Exercise
Each line below should be retyped exactly, with no pictures.

A block of data
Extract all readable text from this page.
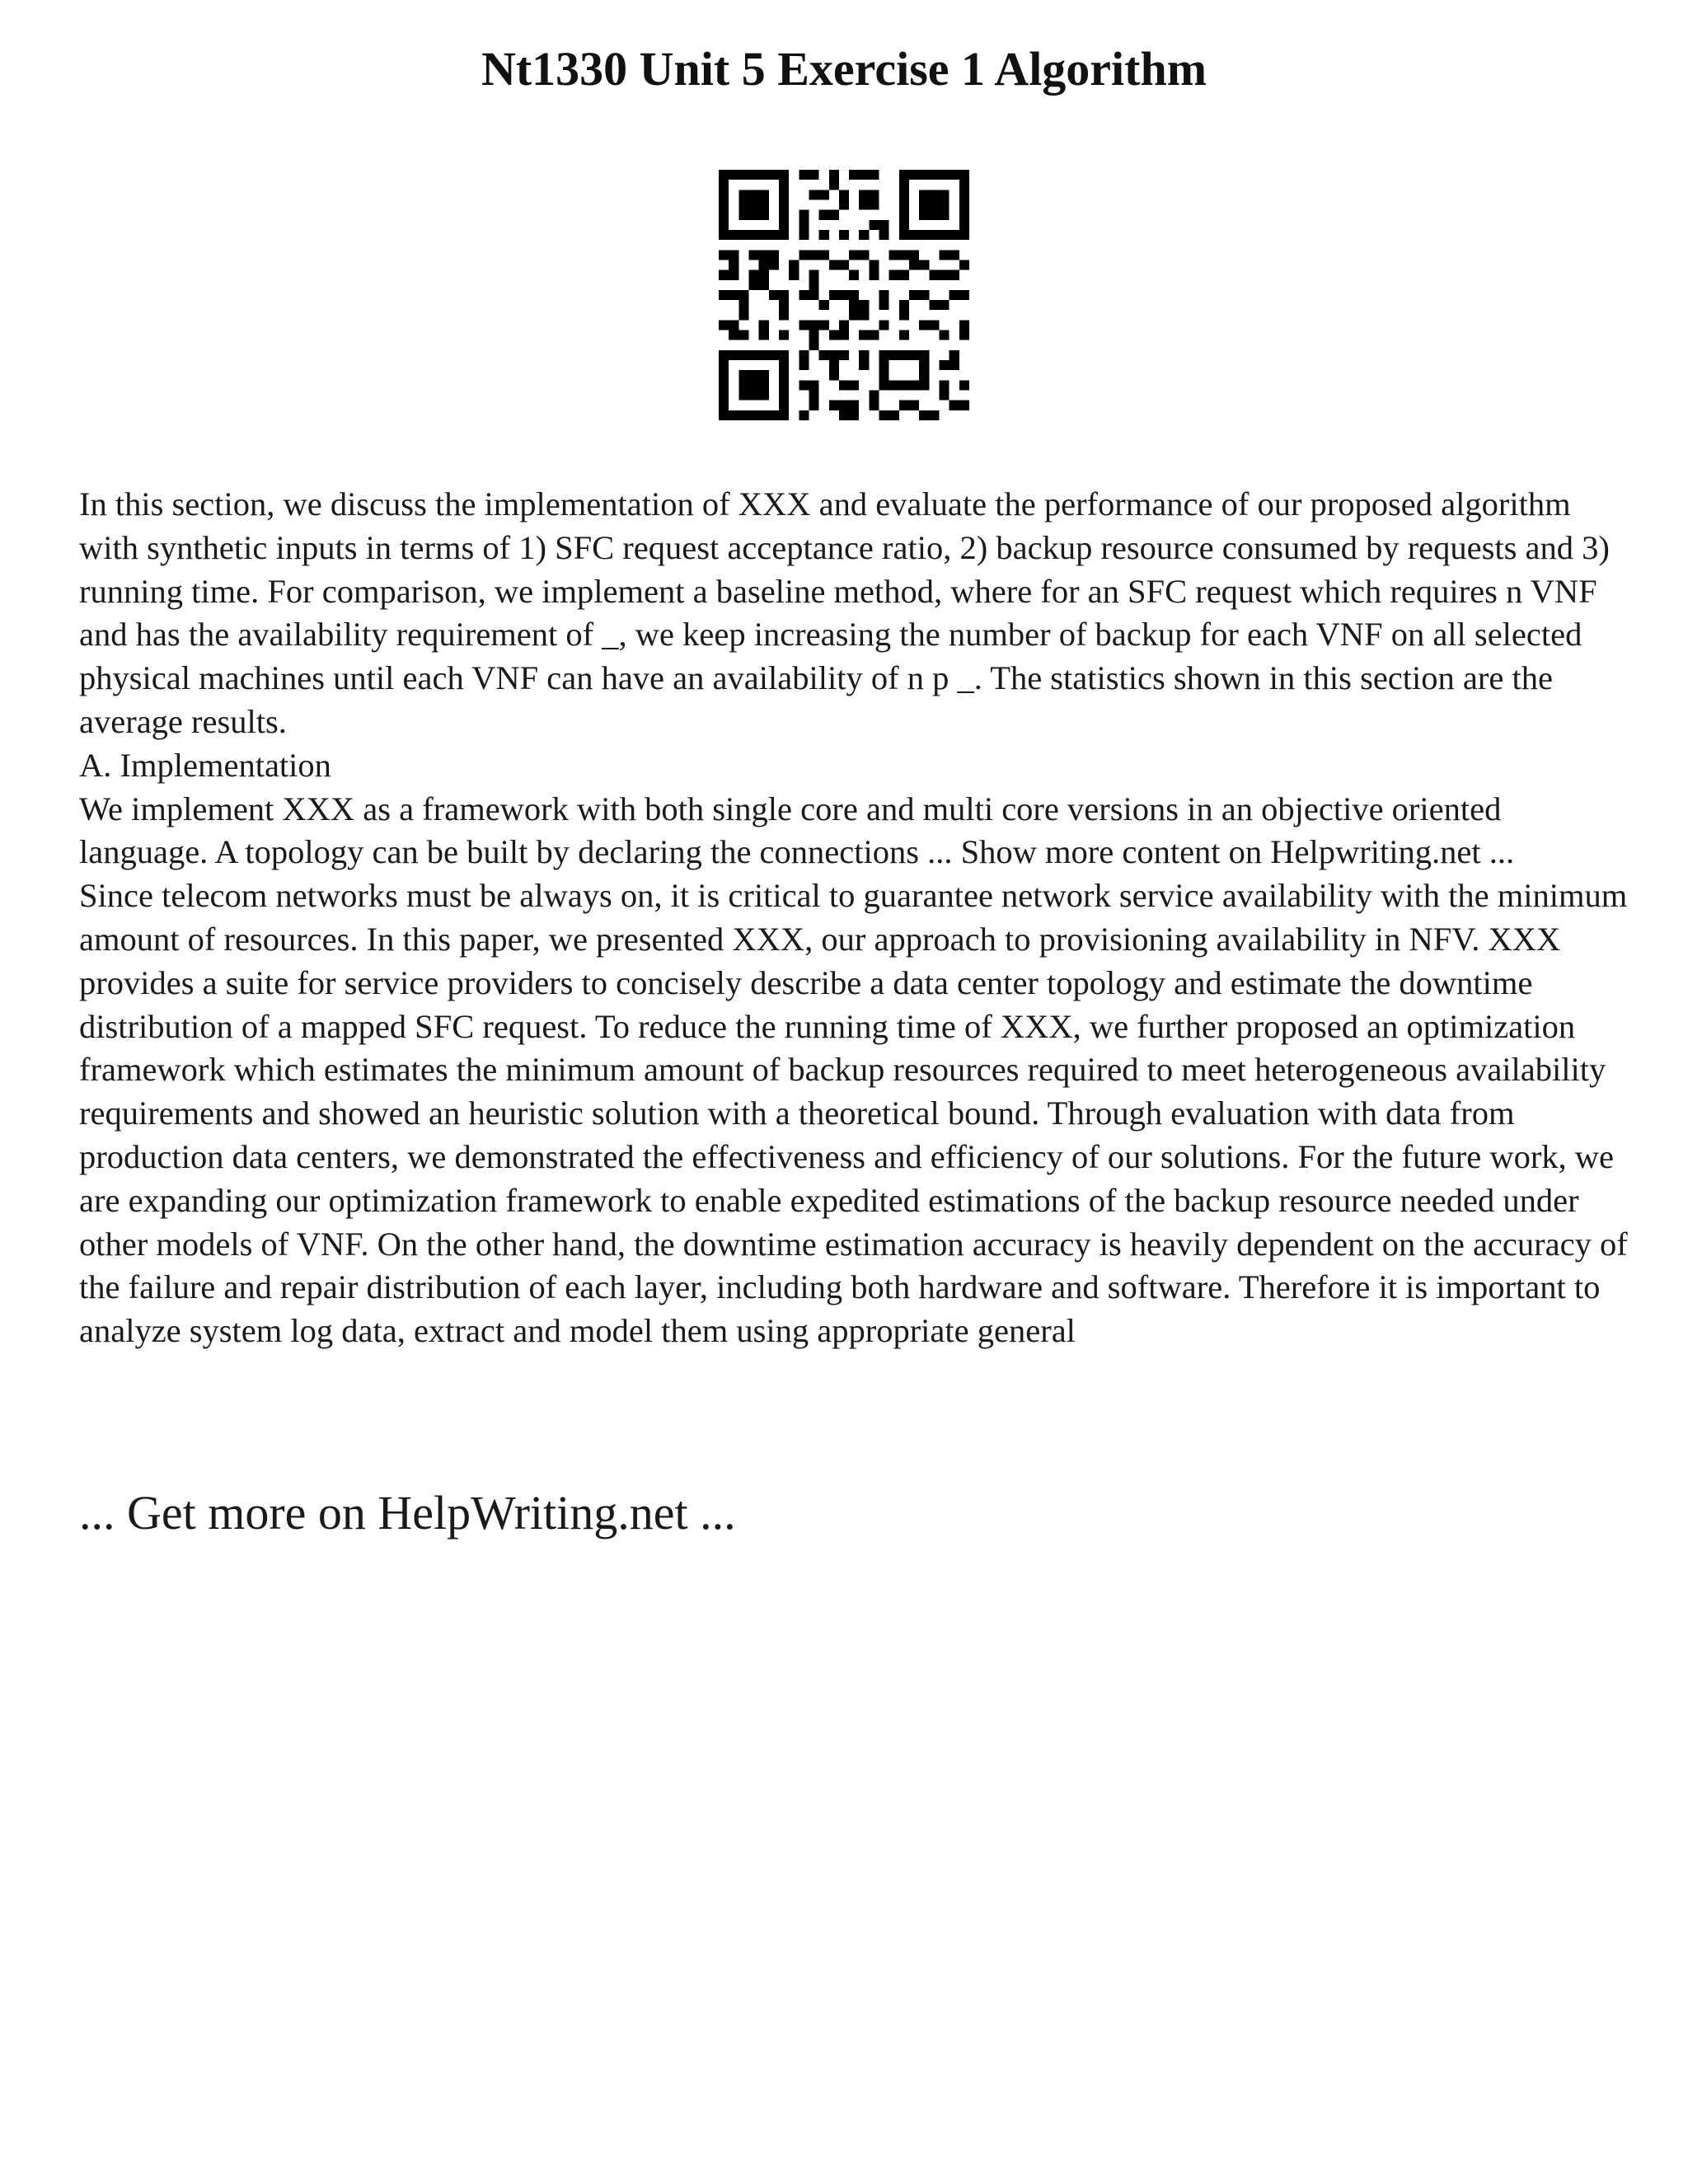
Nt1330 Unit 5 Exercise 1 Algorithm

In this section, we discuss the implementation of XXX and evaluate the performance of our proposed algorithm with synthetic inputs in terms of 1) SFC request acceptance ratio, 2) backup resource consumed by requests and 3) running time. For comparison, we implement a baseline method, where for an SFC request which requires n VNF and has the availability requirement of _, we keep increasing the number of backup for each VNF on all selected physical machines until each VNF can have an availability of n p _. The statistics shown in this section are the average results.

A. Implementation

We implement XXX as a framework with both single core and multi core versions in an objective oriented language. A topology can be built by declaring the connections ... Show more content on Helpwriting.net ...

Since telecom networks must be always on, it is critical to guarantee network service availability with the minimum amount of resources. In this paper, we presented XXX, our approach to provisioning availability in NFV. XXX provides a suite for service providers to concisely describe a data center topology and estimate the downtime distribution of a mapped SFC request. To reduce the running time of XXX, we further proposed an optimization framework which estimates the minimum amount of backup resources required to meet heterogeneous availability requirements and showed an heuristic solution with a theoretical bound. Through evaluation with data from production data centers, we demonstrated the effectiveness and efficiency of our solutions. For the future work, we are expanding our optimization framework to enable expedited estimations of the backup resource needed under other models of VNF. On the other hand, the downtime estimation accuracy is heavily dependent on the accuracy of the failure and repair distribution of each layer, including both hardware and software. Therefore it is important to analyze system log data, extract and model them using appropriate general

... Get more on HelpWriting.net ...
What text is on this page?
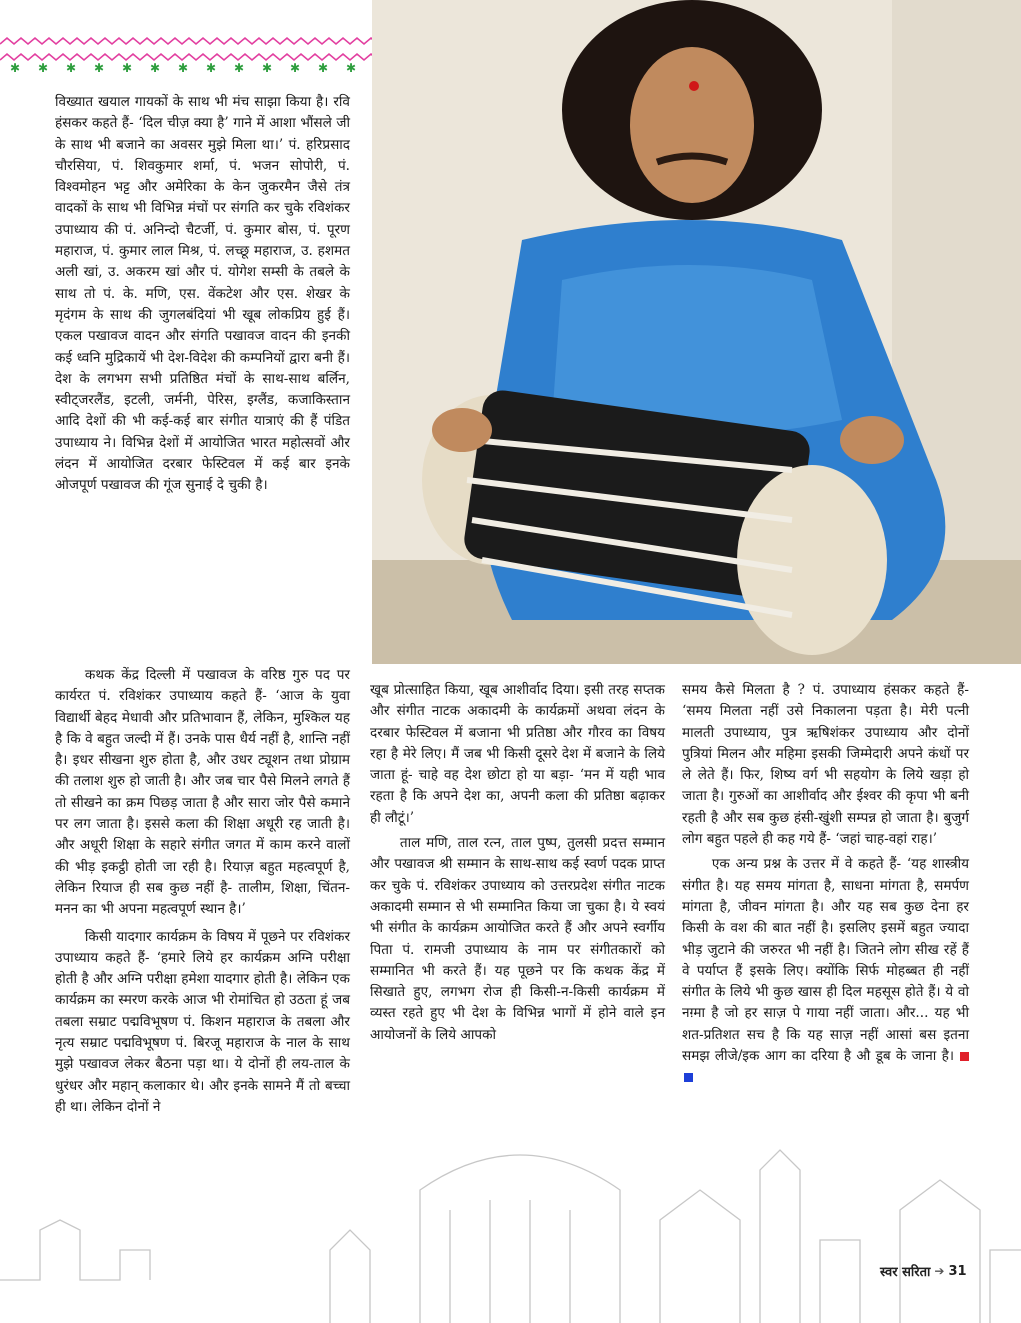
✱ ✱ ✱ ✱ ✱ ✱ ✱ ✱ ✱ ✱ ✱ ✱ ✱

विख्यात खयाल गायकों के साथ भी मंच साझा किया है। रवि हंसकर कहते हैं- ‘दिल चीज़ क्या है’ गाने में आशा भौंसले जी के साथ भी बजाने का अवसर मुझे मिला था।’ पं. हरिप्रसाद चौरसिया, पं. शिवकुमार शर्मा, पं. भजन सोपोरी, पं. विश्वमोहन भट्ट और अमेरिका के केन जुकरमैन जैसे तंत्र वादकों के साथ भी विभिन्न मंचों पर संगति कर चुके रविशंकर उपाध्याय की पं. अनिन्दो चैटर्जी, पं. कुमार बोस, पं. पूरण महाराज, पं. कुमार लाल मिश्र, पं. लच्छू महाराज, उ. हशमत अली खां, उ. अकरम खां और पं. योगेश सम्सी के तबले के साथ तो पं. के. मणि, एस. वेंकटेश और एस. शेखर के मृदंगम के साथ की जुगलबंदियां भी खूब लोकप्रिय हुई हैं। एकल पखावज वादन और संगति पखावज वादन की इनकी कई ध्वनि मुद्रिकायें भी देश-विदेश की कम्पनियों द्वारा बनी हैं। देश के लगभग सभी प्रतिष्ठित मंचों के साथ-साथ बर्लिन, स्वीट्जरलैंड, इटली, जर्मनी, पेरिस, इग्लैंड, कजाकिस्तान आदि देशों की भी कई-कई बार संगीत यात्राएं की हैं पंडित उपाध्याय ने। विभिन्न देशों में आयोजित भारत महोत्सवों और लंदन में आयोजित दरबार फेस्टिवल में कई बार इनके ओजपूर्ण पखावज की गूंज सुनाई दे चुकी है।

कथक केंद्र दिल्ली में पखावज के वरिष्ठ गुरु पद पर कार्यरत पं. रविशंकर उपाध्याय कहते हैं- ‘आज के युवा विद्यार्थी बेहद मेधावी और प्रतिभावान हैं, लेकिन, मुश्किल यह है कि वे बहुत जल्दी में हैं। उनके पास धैर्य नहीं है, शान्ति नहीं है। इधर सीखना शुरु होता है, और उधर ट्यूशन तथा प्रोग्राम की तलाश शुरु हो जाती है। और जब चार पैसे मिलने लगते हैं तो सीखने का क्रम पिछड़ जाता है और सारा जोर पैसे कमाने पर लग जाता है। इससे कला की शिक्षा अधूरी रह जाती है। और अधूरी शिक्षा के सहारे संगीत जगत में काम करने वालों की भीड़ इकट्ठी होती जा रही है। रियाज़ बहुत महत्वपूर्ण है, लेकिन रियाज ही सब कुछ नहीं है- तालीम, शिक्षा, चिंतन-मनन का भी अपना महत्वपूर्ण स्थान है।’

किसी यादगार कार्यक्रम के विषय में पूछने पर रविशंकर उपाध्याय कहते हैं- ‘हमारे लिये हर कार्यक्रम अग्नि परीक्षा होती है और अग्नि परीक्षा हमेशा यादगार होती है। लेकिन एक कार्यक्रम का स्मरण करके आज भी रोमांचित हो उठता हूं जब तबला सम्राट पद्मविभूषण पं. किशन महाराज के तबला और नृत्य सम्राट पद्मविभूषण पं. बिरजू महाराज के नाल के साथ मुझे पखावज लेकर बैठना पड़ा था। ये दोनों ही लय-ताल के धुरंधर और महान् कलाकार थे। और इनके सामने मैं तो बच्चा ही था। लेकिन दोनों ने

खूब प्रोत्साहित किया, खूब आशीर्वाद दिया। इसी तरह सप्तक और संगीत नाटक अकादमी के कार्यक्रमों अथवा लंदन के दरबार फेस्टिवल में बजाना भी प्रतिष्ठा और गौरव का विषय रहा है मेरे लिए। मैं जब भी किसी दूसरे देश में बजाने के लिये जाता हूं- चाहे वह देश छोटा हो या बड़ा- ‘मन में यही भाव रहता है कि अपने देश का, अपनी कला की प्रतिष्ठा बढ़ाकर ही लौटूं।’

ताल मणि, ताल रत्न, ताल पुष्प, तुलसी प्रदत्त सम्मान और पखावज श्री सम्मान के साथ-साथ कई स्वर्ण पदक प्राप्त कर चुके पं. रविशंकर उपाध्याय को उत्तरप्रदेश संगीत नाटक अकादमी सम्मान से भी सम्मानित किया जा चुका है। ये स्वयं भी संगीत के कार्यक्रम आयोजित करते हैं और अपने स्वर्गीय पिता पं. रामजी उपाध्याय के नाम पर संगीतकारों को सम्मानित भी करते हैं। यह पूछने पर कि कथक केंद्र में सिखाते हुए, लगभग रोज ही किसी-न-किसी कार्यक्रम में व्यस्त रहते हुए भी देश के विभिन्न भागों में होने वाले इन आयोजनों के लिये आपको

समय कैसे मिलता है ? पं. उपाध्याय हंसकर कहते हैं- ‘समय मिलता नहीं उसे निकालना पड़ता है। मेरी पत्नी मालती उपाध्याय, पुत्र ऋषिशंकर उपाध्याय और दोनों पुत्रियां मिलन और महिमा इसकी जिम्मेदारी अपने कंधों पर ले लेते हैं। फिर, शिष्य वर्ग भी सहयोग के लिये खड़ा हो जाता है। गुरुओं का आशीर्वाद और ईश्वर की कृपा भी बनी रहती है और सब कुछ हंसी-खुंशी सम्पन्न हो जाता है। बुजुर्ग लोग बहुत पहले ही कह गये हैं- ‘जहां चाह-वहां राह।’

एक अन्य प्रश्न के उत्तर में वे कहते हैं- ‘यह शास्त्रीय संगीत है। यह समय मांगता है, साधना मांगता है, समर्पण मांगता है, जीवन मांगता है। और यह सब कुछ देना हर किसी के वश की बात नहीं है। इसलिए इसमें बहुत ज्यादा भीड़ जुटाने की जरुरत भी नहीं है। जितने लोग सीख रहें हैं वे पर्याप्त हैं इसके लिए। क्योंकि सिर्फ मोहब्बत ही नहीं संगीत के लिये भी कुछ खास ही दिल महसूस होते हैं। ये वो नग़्मा है जो हर साज़ पे गाया नहीं जाता। और... यह भी शत-प्रतिशत सच है कि यह साज़ नहीं आसां बस इतना समझ लीजे/इक आग का दरिया है औ डूब के जाना है।

स्वर सरिता ➔ 31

Correct result
Extract all readable text from this page.
Nt1330 Unit 5 Exercise 1 Algorithm

In this section, we discuss the implementation of XXX and evaluate the performance of our proposed algorithm with synthetic inputs in terms of 1) SFC request acceptance ratio, 2) backup resource consumed by requests and 3) running time. For comparison, we implement a baseline method, where for an SFC request which requires n VNF and has the availability requirement of _, we keep increasing the number of backup for each VNF on all selected physical machines until each VNF can have an availability of n p _. The statistics shown in this section are the average results.

A. Implementation

We implement XXX as a framework with both single core and multi core versions in an objective oriented language. A topology can be built by declaring the connections ... Show more content on Helpwriting.net ...

Since telecom networks must be always on, it is critical to guarantee network service availability with the minimum amount of resources. In this paper, we presented XXX, our approach to provisioning availability in NFV. XXX provides a suite for service providers to concisely describe a data center topology and estimate the downtime distribution of a mapped SFC request. To reduce the running time of XXX, we further proposed an optimization framework which estimates the minimum amount of backup resources required to meet heterogeneous availability requirements and showed an heuristic solution with a theoretical bound. Through evaluation with data from production data centers, we demonstrated the effectiveness and efficiency of our solutions. For the future work, we are expanding our optimization framework to enable expedited estimations of the backup resource needed under other models of VNF. On the other hand, the downtime estimation accuracy is heavily dependent on the accuracy of the failure and repair distribution of each layer, including both hardware and software. Therefore it is important to analyze system log data, extract and model them using appropriate general

... Get more on HelpWriting.net ...
What text is on this page?
✱ ✱ ✱ ✱ ✱ ✱ ✱ ✱ ✱ ✱ ✱ ✱ ✱

विख्यात खयाल गायकों के साथ भी मंच साझा किया है। रवि हंसकर कहते हैं- ‘दिल चीज़ क्या है’ गाने में आशा भौंसले जी के साथ भी बजाने का अवसर मुझे मिला था।’ पं. हरिप्रसाद चौरसिया, पं. शिवकुमार शर्मा, पं. भजन सोपोरी, पं. विश्वमोहन भट्ट और अमेरिका के केन जुकरमैन जैसे तंत्र वादकों के साथ भी विभिन्न मंचों पर संगति कर चुके रविशंकर उपाध्याय की पं. अनिन्दो चैटर्जी, पं. कुमार बोस, पं. पूरण महाराज, पं. कुमार लाल मिश्र, पं. लच्छू महाराज, उ. हशमत अली खां, उ. अकरम खां और पं. योगेश सम्सी के तबले के साथ तो पं. के. मणि, एस. वेंकटेश और एस. शेखर के मृदंगम के साथ की जुगलबंदियां भी खूब लोकप्रिय हुई हैं। एकल पखावज वादन और संगति पखावज वादन की इनकी कई ध्वनि मुद्रिकायें भी देश-विदेश की कम्पनियों द्वारा बनी हैं। देश के लगभग सभी प्रतिष्ठित मंचों के साथ-साथ बर्लिन, स्वीट्जरलैंड, इटली, जर्मनी, पेरिस, इग्लैंड, कजाकिस्तान आदि देशों की भी कई-कई बार संगीत यात्राएं की हैं पंडित उपाध्याय ने। विभिन्न देशों में आयोजित भारत महोत्सवों और लंदन में आयोजित दरबार फेस्टिवल में कई बार इनके ओजपूर्ण पखावज की गूंज सुनाई दे चुकी है।

कथक केंद्र दिल्ली में पखावज के वरिष्ठ गुरु पद पर कार्यरत पं. रविशंकर उपाध्याय कहते हैं- ‘आज के युवा विद्यार्थी बेहद मेधावी और प्रतिभावान हैं, लेकिन, मुश्किल यह है कि वे बहुत जल्दी में हैं। उनके पास धैर्य नहीं है, शान्ति नहीं है। इधर सीखना शुरु होता है, और उधर ट्यूशन तथा प्रोग्राम की तलाश शुरु हो जाती है। और जब चार पैसे मिलने लगते हैं तो सीखने का क्रम पिछड़ जाता है और सारा जोर पैसे कमाने पर लग जाता है। इससे कला की शिक्षा अधूरी रह जाती है। और अधूरी शिक्षा के सहारे संगीत जगत में काम करने वालों की भीड़ इकट्ठी होती जा रही है। रियाज़ बहुत महत्वपूर्ण है, लेकिन रियाज ही सब कुछ नहीं है- तालीम, शिक्षा, चिंतन-मनन का भी अपना महत्वपूर्ण स्थान है।’

किसी यादगार कार्यक्रम के विषय में पूछने पर रविशंकर उपाध्याय कहते हैं- ‘हमारे लिये हर कार्यक्रम अग्नि परीक्षा होती है और अग्नि परीक्षा हमेशा यादगार होती है। लेकिन एक कार्यक्रम का स्मरण करके आज भी रोमांचित हो उठता हूं जब तबला सम्राट पद्मविभूषण पं. किशन महाराज के तबला और नृत्य सम्राट पद्मविभूषण पं. बिरजू महाराज के नाल के साथ मुझे पखावज लेकर बैठना पड़ा था। ये दोनों ही लय-ताल के धुरंधर और महान् कलाकार थे। और इनके सामने मैं तो बच्चा ही था। लेकिन दोनों ने

खूब प्रोत्साहित किया, खूब आशीर्वाद दिया। इसी तरह सप्तक और संगीत नाटक अकादमी के कार्यक्रमों अथवा लंदन के दरबार फेस्टिवल में बजाना भी प्रतिष्ठा और गौरव का विषय रहा है मेरे लिए। मैं जब भी किसी दूसरे देश में बजाने के लिये जाता हूं- चाहे वह देश छोटा हो या बड़ा- ‘मन में यही भाव रहता है कि अपने देश का, अपनी कला की प्रतिष्ठा बढ़ाकर ही लौटूं।’

ताल मणि, ताल रत्न, ताल पुष्प, तुलसी प्रदत्त सम्मान और पखावज श्री सम्मान के साथ-साथ कई स्वर्ण पदक प्राप्त कर चुके पं. रविशंकर उपाध्याय को उत्तरप्रदेश संगीत नाटक अकादमी सम्मान से भी सम्मानित किया जा चुका है। ये स्वयं भी संगीत के कार्यक्रम आयोजित करते हैं और अपने स्वर्गीय पिता पं. रामजी उपाध्याय के नाम पर संगीतकारों को सम्मानित भी करते हैं। यह पूछने पर कि कथक केंद्र में सिखाते हुए, लगभग रोज ही किसी-न-किसी कार्यक्रम में व्यस्त रहते हुए भी देश के विभिन्न भागों में होने वाले इन आयोजनों के लिये आपको

समय कैसे मिलता है ? पं. उपाध्याय हंसकर कहते हैं- ‘समय मिलता नहीं उसे निकालना पड़ता है। मेरी पत्नी मालती उपाध्याय, पुत्र ऋषिशंकर उपाध्याय और दोनों पुत्रियां मिलन और महिमा इसकी जिम्मेदारी अपने कंधों पर ले लेते हैं। फिर, शिष्य वर्ग भी सहयोग के लिये खड़ा हो जाता है। गुरुओं का आशीर्वाद और ईश्वर की कृपा भी बनी रहती है और सब कुछ हंसी-खुंशी सम्पन्न हो जाता है। बुजुर्ग लोग बहुत पहले ही कह गये हैं- ‘जहां चाह-वहां राह।’

एक अन्य प्रश्न के उत्तर में वे कहते हैं- ‘यह शास्त्रीय संगीत है। यह समय मांगता है, साधना मांगता है, समर्पण मांगता है, जीवन मांगता है। और यह सब कुछ देना हर किसी के वश की बात नहीं है। इसलिए इसमें बहुत ज्यादा भीड़ जुटाने की जरुरत भी नहीं है। जितने लोग सीख रहें हैं वे पर्याप्त हैं इसके लिए। क्योंकि सिर्फ मोहब्बत ही नहीं संगीत के लिये भी कुछ खास ही दिल महसूस होते हैं। ये वो नग़्मा है जो हर साज़ पे गाया नहीं जाता। और... यह भी शत-प्रतिशत सच है कि यह साज़ नहीं आसां बस इतना समझ लीजे/इक आग का दरिया है औ डूब के जाना है।

स्वर सरिता ➔ 31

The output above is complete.